Data for this task:
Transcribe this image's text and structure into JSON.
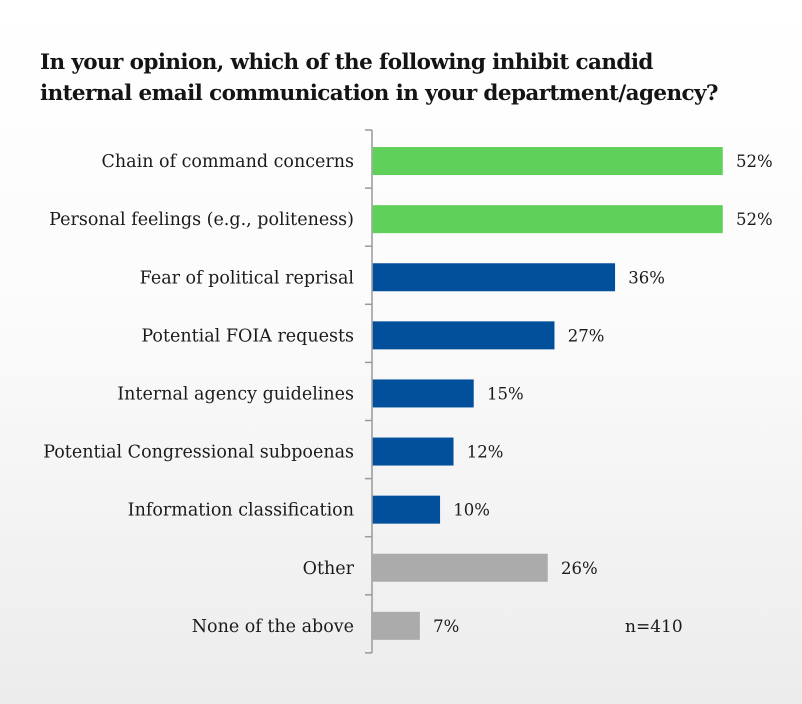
{
  "chart_data": {
    "type": "bar",
    "orientation": "horizontal",
    "title": "In your opinion, which of the following inhibit candid internal email communication in your department/agency?",
    "title_lines": [
      "In your opinion, which of the following inhibit candid",
      "internal email communication in your department/agency?"
    ],
    "categories": [
      "Chain of command concerns",
      "Personal feelings (e.g., politeness)",
      "Fear of political reprisal",
      "Potential FOIA requests",
      "Internal agency guidelines",
      "Potential Congressional subpoenas",
      "Information classification",
      "Other",
      "None of the above"
    ],
    "values": [
      52,
      52,
      36,
      27,
      15,
      12,
      10,
      26,
      7
    ],
    "value_labels": [
      "52%",
      "52%",
      "36%",
      "27%",
      "15%",
      "12%",
      "10%",
      "26%",
      "7%"
    ],
    "bar_groups": [
      "top",
      "top",
      "main",
      "main",
      "main",
      "main",
      "main",
      "other",
      "other"
    ],
    "unit": "%",
    "xlabel": "",
    "ylabel": "",
    "xlim": [
      0,
      60
    ],
    "grid": false,
    "legend": "none",
    "annotation": "n=410"
  },
  "colors": {
    "top": "#5fd05a",
    "main": "#02509b",
    "other": "#ababab",
    "axis": "#9a9a9a",
    "text": "#1a1a1a"
  }
}
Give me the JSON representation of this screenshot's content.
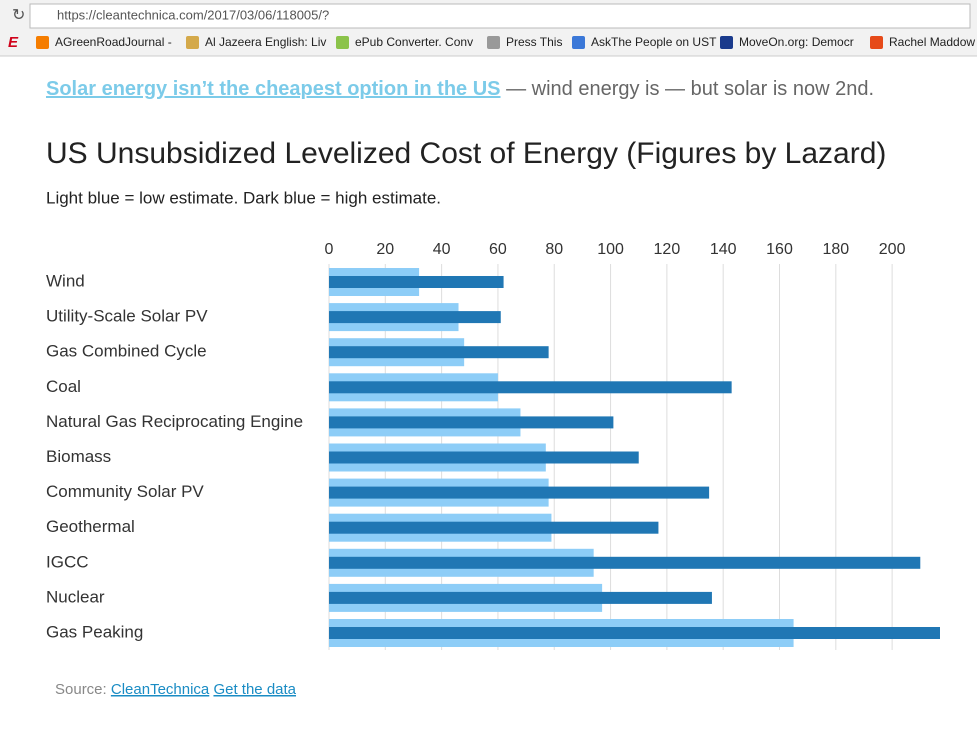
{
  "browser": {
    "url": "https://cleantechnica.com/2017/03/06/118005/?",
    "bookmarks": [
      "AGreenRoadJournal -",
      "Al Jazeera English: Liv",
      "ePub Converter. Conv",
      "Press This",
      "AskThe People on UST",
      "MoveOn.org: Democr",
      "Rachel Maddow"
    ]
  },
  "intro": {
    "link": "Solar energy isn’t the cheapest option in the US",
    "text": " — wind energy is — but solar is now 2nd."
  },
  "chart_data": {
    "type": "bar",
    "orientation": "horizontal",
    "title": "US Unsubsidized Levelized Cost of Energy (Figures by Lazard)",
    "subtitle": "Light blue = low estimate. Dark blue = high estimate.",
    "categories": [
      "Wind",
      "Utility-Scale Solar PV",
      "Gas Combined Cycle",
      "Coal",
      "Natural Gas Reciprocating Engine",
      "Biomass",
      "Community Solar PV",
      "Geothermal",
      "IGCC",
      "Nuclear",
      "Gas Peaking"
    ],
    "series": [
      {
        "color": "#8dcdf7",
        "values": [
          32,
          46,
          48,
          60,
          68,
          77,
          78,
          79,
          94,
          97,
          165
        ]
      },
      {
        "color": "#2077b4",
        "values": [
          62,
          61,
          78,
          143,
          101,
          110,
          135,
          117,
          210,
          136,
          217
        ]
      }
    ],
    "xlim": [
      0,
      217
    ],
    "xticks": [
      0,
      20,
      40,
      60,
      80,
      100,
      120,
      140,
      160,
      180,
      200
    ],
    "grid": true
  },
  "source": {
    "label": "Source:",
    "links": [
      "CleanTechnica",
      "Get the data"
    ]
  }
}
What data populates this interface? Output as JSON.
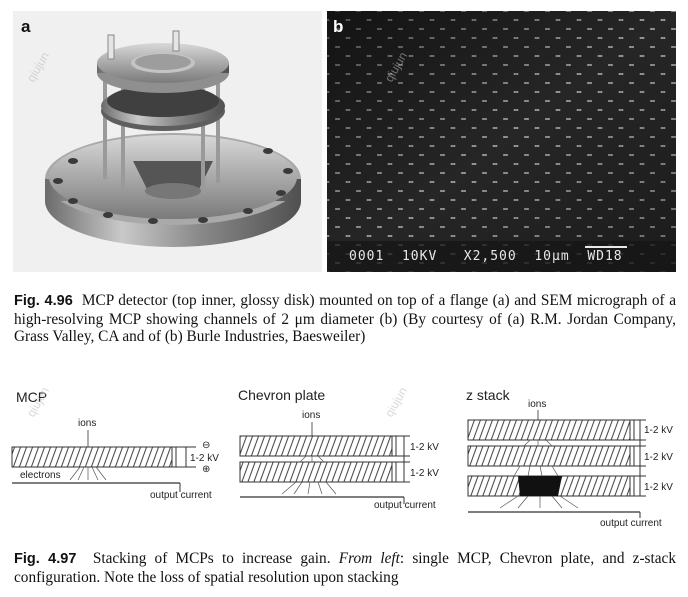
{
  "fig96": {
    "panel_a_label": "a",
    "panel_b_label": "b",
    "sem_scale_text": "0001  10KV   X2,500  10μm  WD18",
    "caption_fig": "Fig. 4.96",
    "caption_text": "MCP detector (top inner, glossy disk) mounted on top of a flange (a) and SEM micrograph of a high-resolving MCP showing channels of 2 μm diameter (b) (By courtesy of (a) R.M. Jordan Company, Grass Valley, CA and of (b) Burle Industries, Baesweiler)"
  },
  "fig97": {
    "mcp": {
      "title": "MCP",
      "ions": "ions",
      "voltage": "1-2 kV",
      "minus": "⊖",
      "plus": "⊕",
      "electrons": "electrons",
      "output": "output current"
    },
    "chevron": {
      "title": "Chevron plate",
      "ions": "ions",
      "voltage1": "1-2 kV",
      "voltage2": "1-2 kV",
      "output": "output current"
    },
    "zstack": {
      "title": "z stack",
      "ions": "ions",
      "voltage1": "1-2 kV",
      "voltage2": "1-2 kV",
      "voltage3": "1-2 kV",
      "output": "output current"
    },
    "caption_fig": "Fig. 4.97",
    "caption_text_1": "Stacking of MCPs to increase gain.",
    "caption_italic": "From left",
    "caption_text_2": ": single MCP, Chevron plate, and z-stack configuration. Note the loss of spatial resolution upon stacking"
  },
  "watermark": "qiujun"
}
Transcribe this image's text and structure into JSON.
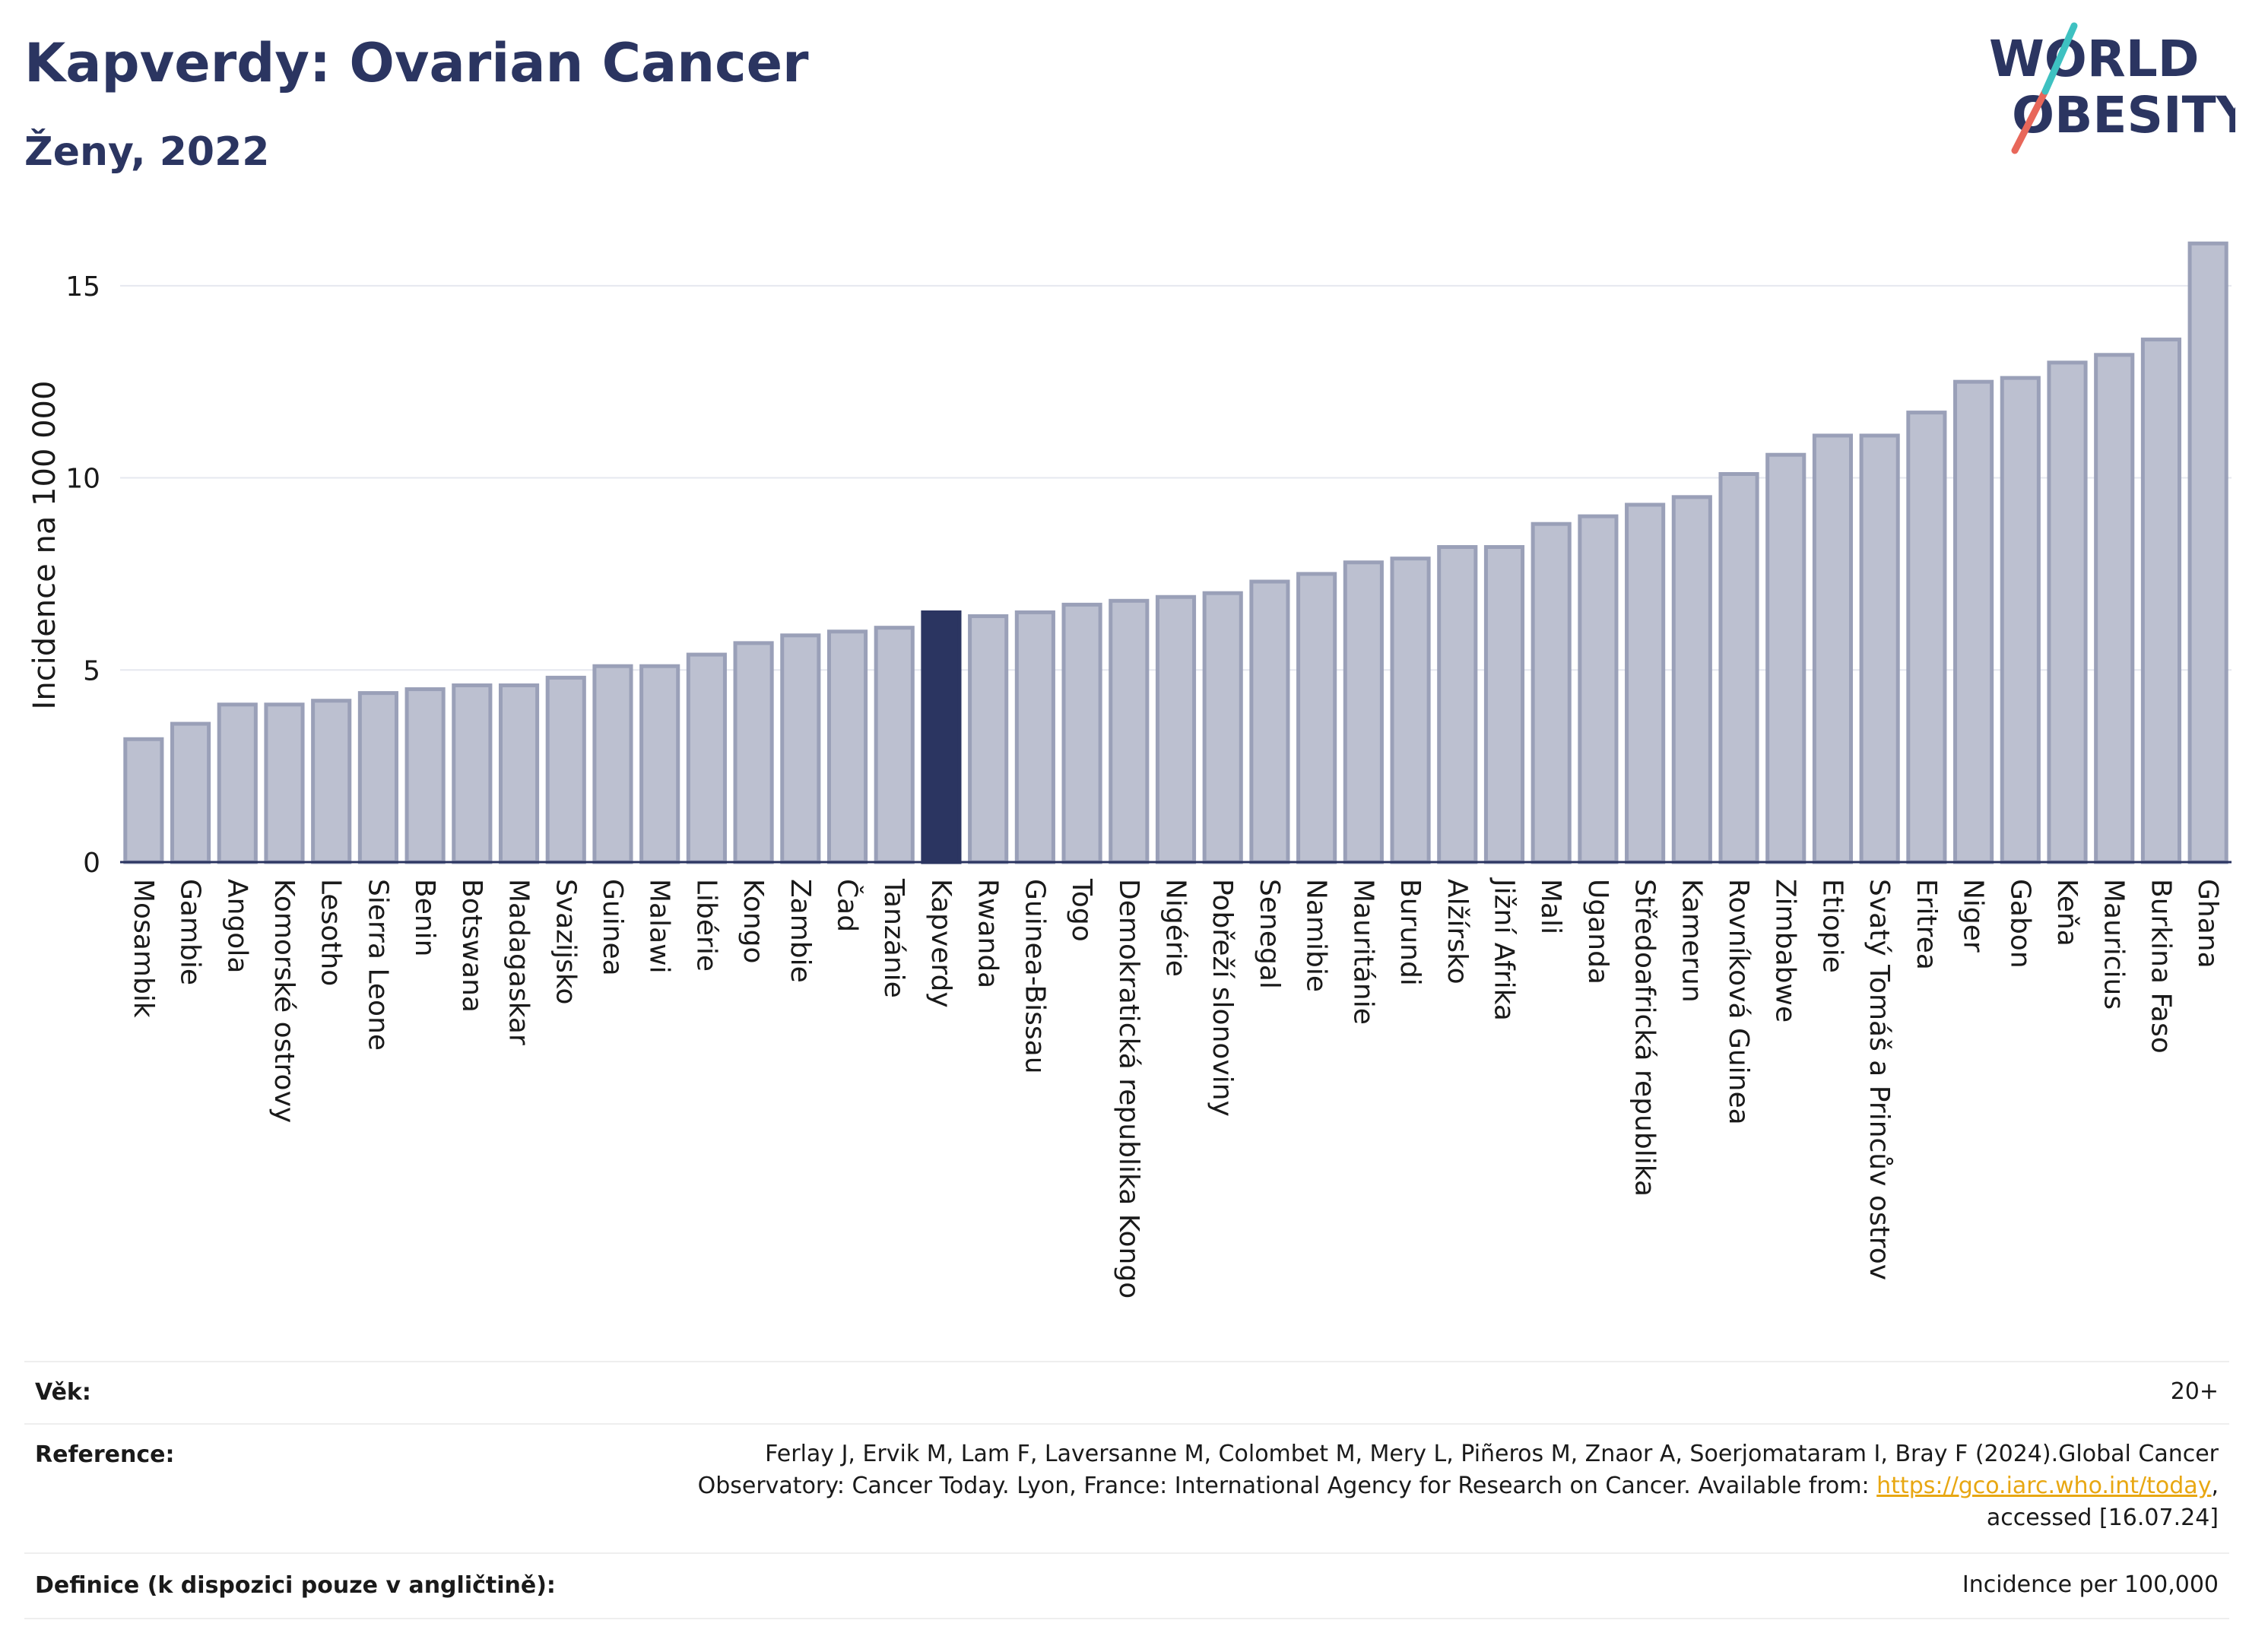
{
  "header": {
    "title": "Kapverdy: Ovarian Cancer",
    "subtitle": "Ženy, 2022"
  },
  "logo": {
    "line1": "WORLD",
    "line2": "OBESITY"
  },
  "colors": {
    "bar_fill": "#bcc0d0",
    "bar_stroke": "#9aa0b8",
    "highlight": "#2b3561",
    "link": "#e8a712"
  },
  "chart_data": {
    "type": "bar",
    "ylabel": "Incidence na 100 000",
    "xlabel": "",
    "ylim": [
      0,
      16.5
    ],
    "yticks": [
      0,
      5,
      10,
      15
    ],
    "grid": true,
    "highlight": "Kapverdy",
    "categories": [
      "Mosambik",
      "Gambie",
      "Angola",
      "Komorské ostrovy",
      "Lesotho",
      "Sierra Leone",
      "Benin",
      "Botswana",
      "Madagaskar",
      "Svazijsko",
      "Guinea",
      "Malawi",
      "Libérie",
      "Kongo",
      "Zambie",
      "Čad",
      "Tanzánie",
      "Kapverdy",
      "Rwanda",
      "Guinea-Bissau",
      "Togo",
      "Demokratická republika Kongo",
      "Nigérie",
      "Pobřeží slonoviny",
      "Senegal",
      "Namibie",
      "Mauritánie",
      "Burundi",
      "Alžírsko",
      "Jižní Afrika",
      "Mali",
      "Uganda",
      "Středoafrická republika",
      "Kamerun",
      "Rovníková Guinea",
      "Zimbabwe",
      "Etiopie",
      "Svatý Tomáš a Princův ostrov",
      "Eritrea",
      "Niger",
      "Gabon",
      "Keňa",
      "Mauricius",
      "Burkina Faso",
      "Ghana"
    ],
    "values": [
      3.2,
      3.6,
      4.1,
      4.1,
      4.2,
      4.4,
      4.5,
      4.6,
      4.6,
      4.8,
      5.1,
      5.1,
      5.4,
      5.7,
      5.9,
      6.0,
      6.1,
      6.5,
      6.4,
      6.5,
      6.7,
      6.8,
      6.9,
      7.0,
      7.3,
      7.5,
      7.8,
      7.9,
      8.2,
      8.2,
      8.8,
      9.0,
      9.3,
      9.5,
      10.1,
      10.6,
      11.1,
      11.1,
      11.7,
      12.5,
      12.6,
      13.0,
      13.2,
      13.6,
      16.1
    ]
  },
  "info": {
    "age_label": "Věk:",
    "age_value": "20+",
    "reference_label": "Reference:",
    "reference_line1": "Ferlay J, Ervik M, Lam F, Laversanne M, Colombet M, Mery L, Piñeros M, Znaor A, Soerjomataram I, Bray F (2024).Global Cancer",
    "reference_line2_prefix": "Observatory: Cancer Today. Lyon, France: International Agency for Research on Cancer. Available from: ",
    "reference_link": "https://gco.iarc.who.int/today",
    "reference_line2_suffix": ",",
    "reference_line3": "accessed [16.07.24]",
    "definition_label": "Definice (k dispozici pouze v angličtině):",
    "definition_value": "Incidence per 100,000"
  }
}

Goal of the exercise: Are you able to set down all the lines above exactly, without any pictures?

Solution to the exercise:
Transcribe this image's text and structure into JSON.
{
  "chart_data": {
    "type": "bar",
    "orientation": "horizontal",
    "title": "In your opinion, which of the following inhibit candid internal email communication in your department/agency?",
    "title_lines": [
      "In your opinion, which of the following inhibit candid",
      "internal email communication in your department/agency?"
    ],
    "categories": [
      "Chain of command concerns",
      "Personal feelings (e.g., politeness)",
      "Fear of political reprisal",
      "Potential FOIA requests",
      "Internal agency guidelines",
      "Potential Congressional subpoenas",
      "Information classification",
      "Other",
      "None of the above"
    ],
    "values": [
      52,
      52,
      36,
      27,
      15,
      12,
      10,
      26,
      7
    ],
    "value_labels": [
      "52%",
      "52%",
      "36%",
      "27%",
      "15%",
      "12%",
      "10%",
      "26%",
      "7%"
    ],
    "bar_groups": [
      "top",
      "top",
      "main",
      "main",
      "main",
      "main",
      "main",
      "other",
      "other"
    ],
    "unit": "%",
    "xlabel": "",
    "ylabel": "",
    "xlim": [
      0,
      60
    ],
    "grid": false,
    "legend": "none",
    "annotation": "n=410"
  },
  "colors": {
    "top": "#5fd05a",
    "main": "#02509b",
    "other": "#ababab",
    "axis": "#9a9a9a",
    "text": "#1a1a1a"
  }
}
Give me the JSON representation of this screenshot's content.
{
  "browser": {
    "url": "https://cleantechnica.com/2017/03/06/118005/?",
    "bookmarks": [
      "AGreenRoadJournal -",
      "Al Jazeera English: Liv",
      "ePub Converter. Conv",
      "Press This",
      "AskThe People on UST",
      "MoveOn.org: Democr",
      "Rachel Maddow"
    ]
  },
  "intro": {
    "link": "Solar energy isn’t the cheapest option in the US",
    "text": " — wind energy is — but solar is now 2nd."
  },
  "chart_data": {
    "type": "bar",
    "orientation": "horizontal",
    "title": "US Unsubsidized Levelized Cost of Energy (Figures by Lazard)",
    "subtitle": "Light blue = low estimate. Dark blue = high estimate.",
    "categories": [
      "Wind",
      "Utility-Scale Solar PV",
      "Gas Combined Cycle",
      "Coal",
      "Natural Gas Reciprocating Engine",
      "Biomass",
      "Community Solar PV",
      "Geothermal",
      "IGCC",
      "Nuclear",
      "Gas Peaking"
    ],
    "series": [
      {
        "color": "#8dcdf7",
        "values": [
          32,
          46,
          48,
          60,
          68,
          77,
          78,
          79,
          94,
          97,
          165
        ]
      },
      {
        "color": "#2077b4",
        "values": [
          62,
          61,
          78,
          143,
          101,
          110,
          135,
          117,
          210,
          136,
          217
        ]
      }
    ],
    "xlim": [
      0,
      217
    ],
    "xticks": [
      0,
      20,
      40,
      60,
      80,
      100,
      120,
      140,
      160,
      180,
      200
    ],
    "grid": true
  },
  "source": {
    "label": "Source:",
    "links": [
      "CleanTechnica",
      "Get the data"
    ]
  }
}
What data populates this interface? Output as JSON.
{
  "fig96": {
    "panel_a_label": "a",
    "panel_b_label": "b",
    "sem_scale_text": "0001  10KV   X2,500  10μm  WD18",
    "caption_fig": "Fig. 4.96",
    "caption_text": "MCP detector (top inner, glossy disk) mounted on top of a flange (a) and SEM micrograph of a high-resolving MCP showing channels of 2 μm diameter (b) (By courtesy of (a) R.M. Jordan Company, Grass Valley, CA and of (b) Burle Industries, Baesweiler)"
  },
  "fig97": {
    "mcp": {
      "title": "MCP",
      "ions": "ions",
      "voltage": "1-2 kV",
      "minus": "⊖",
      "plus": "⊕",
      "electrons": "electrons",
      "output": "output current"
    },
    "chevron": {
      "title": "Chevron plate",
      "ions": "ions",
      "voltage1": "1-2 kV",
      "voltage2": "1-2 kV",
      "output": "output current"
    },
    "zstack": {
      "title": "z stack",
      "ions": "ions",
      "voltage1": "1-2 kV",
      "voltage2": "1-2 kV",
      "voltage3": "1-2 kV",
      "output": "output current"
    },
    "caption_fig": "Fig. 4.97",
    "caption_text_1": "Stacking of MCPs to increase gain.",
    "caption_italic": "From left",
    "caption_text_2": ": single MCP, Chevron plate, and z-stack configuration. Note the loss of spatial resolution upon stacking"
  },
  "watermark": "qiujun"
}
Transcribe this image's text and structure into JSON.
{
  "header": {
    "title": "Kapverdy: Ovarian Cancer",
    "subtitle": "Ženy, 2022"
  },
  "logo": {
    "line1": "WORLD",
    "line2": "OBESITY"
  },
  "colors": {
    "bar_fill": "#bcc0d0",
    "bar_stroke": "#9aa0b8",
    "highlight": "#2b3561",
    "link": "#e8a712"
  },
  "chart_data": {
    "type": "bar",
    "ylabel": "Incidence na 100 000",
    "xlabel": "",
    "ylim": [
      0,
      16.5
    ],
    "yticks": [
      0,
      5,
      10,
      15
    ],
    "grid": true,
    "highlight": "Kapverdy",
    "categories": [
      "Mosambik",
      "Gambie",
      "Angola",
      "Komorské ostrovy",
      "Lesotho",
      "Sierra Leone",
      "Benin",
      "Botswana",
      "Madagaskar",
      "Svazijsko",
      "Guinea",
      "Malawi",
      "Libérie",
      "Kongo",
      "Zambie",
      "Čad",
      "Tanzánie",
      "Kapverdy",
      "Rwanda",
      "Guinea-Bissau",
      "Togo",
      "Demokratická republika Kongo",
      "Nigérie",
      "Pobřeží slonoviny",
      "Senegal",
      "Namibie",
      "Mauritánie",
      "Burundi",
      "Alžírsko",
      "Jižní Afrika",
      "Mali",
      "Uganda",
      "Středoafrická republika",
      "Kamerun",
      "Rovníková Guinea",
      "Zimbabwe",
      "Etiopie",
      "Svatý Tomáš a Princův ostrov",
      "Eritrea",
      "Niger",
      "Gabon",
      "Keňa",
      "Mauricius",
      "Burkina Faso",
      "Ghana"
    ],
    "values": [
      3.2,
      3.6,
      4.1,
      4.1,
      4.2,
      4.4,
      4.5,
      4.6,
      4.6,
      4.8,
      5.1,
      5.1,
      5.4,
      5.7,
      5.9,
      6.0,
      6.1,
      6.5,
      6.4,
      6.5,
      6.7,
      6.8,
      6.9,
      7.0,
      7.3,
      7.5,
      7.8,
      7.9,
      8.2,
      8.2,
      8.8,
      9.0,
      9.3,
      9.5,
      10.1,
      10.6,
      11.1,
      11.1,
      11.7,
      12.5,
      12.6,
      13.0,
      13.2,
      13.6,
      16.1
    ]
  },
  "info": {
    "age_label": "Věk:",
    "age_value": "20+",
    "reference_label": "Reference:",
    "reference_line1": "Ferlay J, Ervik M, Lam F, Laversanne M, Colombet M, Mery L, Piñeros M, Znaor A, Soerjomataram I, Bray F (2024).Global Cancer",
    "reference_line2_prefix": "Observatory: Cancer Today. Lyon, France: International Agency for Research on Cancer. Available from: ",
    "reference_link": "https://gco.iarc.who.int/today",
    "reference_line2_suffix": ",",
    "reference_line3": "accessed [16.07.24]",
    "definition_label": "Definice (k dispozici pouze v angličtině):",
    "definition_value": "Incidence per 100,000"
  }
}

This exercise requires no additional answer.